Extracted data entries
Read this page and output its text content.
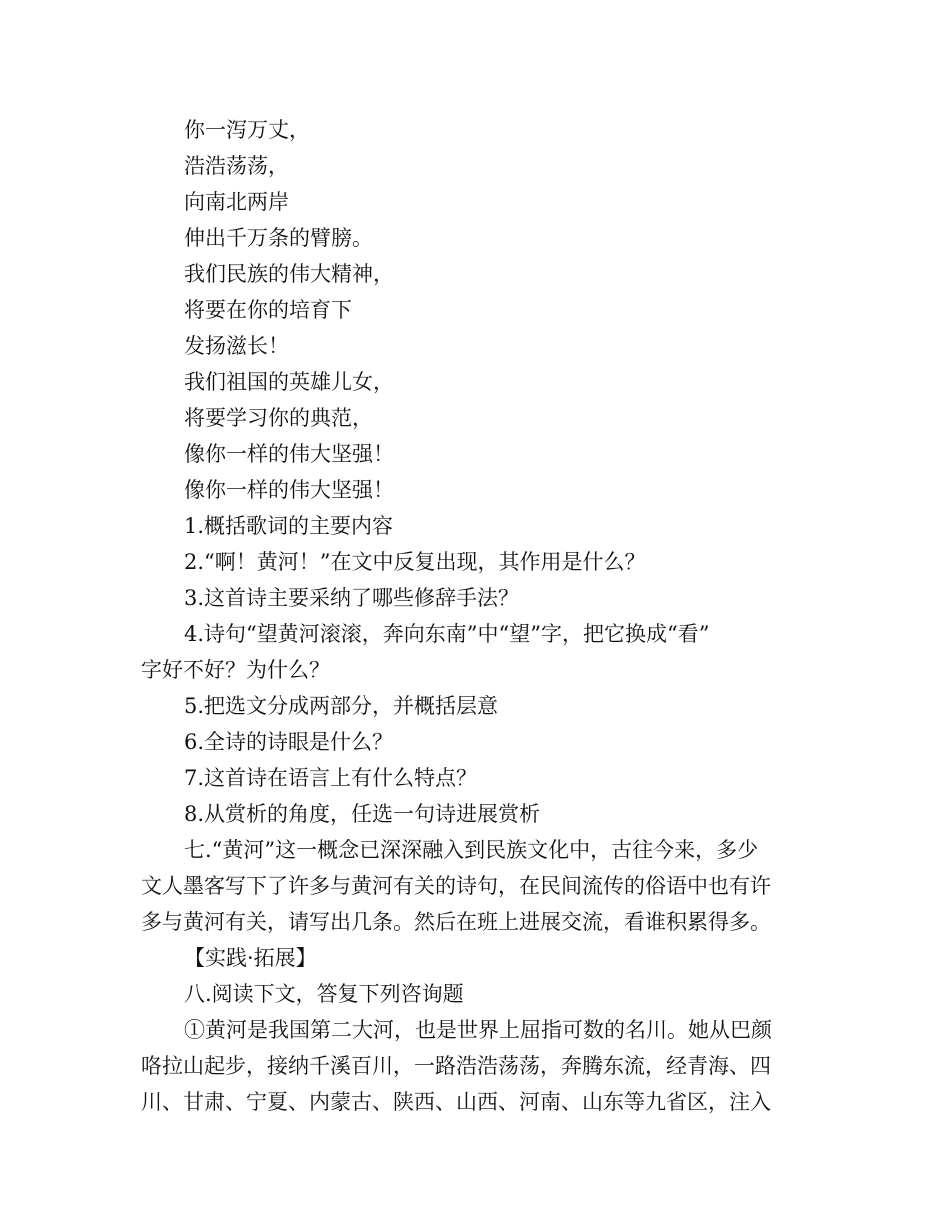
你一泻万丈，

浩浩荡荡，

向南北两岸

伸出千万条的臂膀。

我们民族的伟大精神，

将要在你的培育下

发扬滋长！

我们祖国的英雄儿女，

将要学习你的典范，

像你一样的伟大坚强！

像你一样的伟大坚强！

1.概括歌词的主要内容

2.“啊！黄河！”在文中反复出现，其作用是什么？

3.这首诗主要采纳了哪些修辞手法？

4.诗句“望黄河滚滚，奔向东南”中“望”字，把它换成“看”

字好不好？为什么？

5.把选文分成两部分，并概括层意

6.全诗的诗眼是什么？

7.这首诗在语言上有什么特点？

8.从赏析的角度，任选一句诗进展赏析

七.“黄河”这一概念已深深融入到民族文化中，古往今来，多少

文人墨客写下了许多与黄河有关的诗句，在民间流传的俗语中也有许

多与黄河有关，请写出几条。然后在班上进展交流，看谁积累得多。

【实践·拓展】

八.阅读下文，答复下列咨询题

①黄河是我国第二大河，也是世界上屈指可数的名川。她从巴颜

咯拉山起步，接纳千溪百川，一路浩浩荡荡，奔腾东流，经青海、四

川、甘肃、宁夏、内蒙古、陕西、山西、河南、山东等九省区，注入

## Given task:
Copy the whole listing above word for word but do not carry over the pictures.

## Response for this exercise:
Read this page and output its text content.
你一泻万丈，

浩浩荡荡，

向南北两岸

伸出千万条的臂膀。

我们民族的伟大精神，

将要在你的培育下

发扬滋长！

我们祖国的英雄儿女，

将要学习你的典范，

像你一样的伟大坚强！

像你一样的伟大坚强！

1.概括歌词的主要内容

2.“啊！黄河！”在文中反复出现，其作用是什么？

3.这首诗主要采纳了哪些修辞手法？

4.诗句“望黄河滚滚，奔向东南”中“望”字，把它换成“看”

字好不好？为什么？

5.把选文分成两部分，并概括层意

6.全诗的诗眼是什么？

7.这首诗在语言上有什么特点？

8.从赏析的角度，任选一句诗进展赏析

七.“黄河”这一概念已深深融入到民族文化中，古往今来，多少

文人墨客写下了许多与黄河有关的诗句，在民间流传的俗语中也有许

多与黄河有关，请写出几条。然后在班上进展交流，看谁积累得多。

【实践·拓展】

八.阅读下文，答复下列咨询题

①黄河是我国第二大河，也是世界上屈指可数的名川。她从巴颜

咯拉山起步，接纳千溪百川，一路浩浩荡荡，奔腾东流，经青海、四

川、甘肃、宁夏、内蒙古、陕西、山西、河南、山东等九省区，注入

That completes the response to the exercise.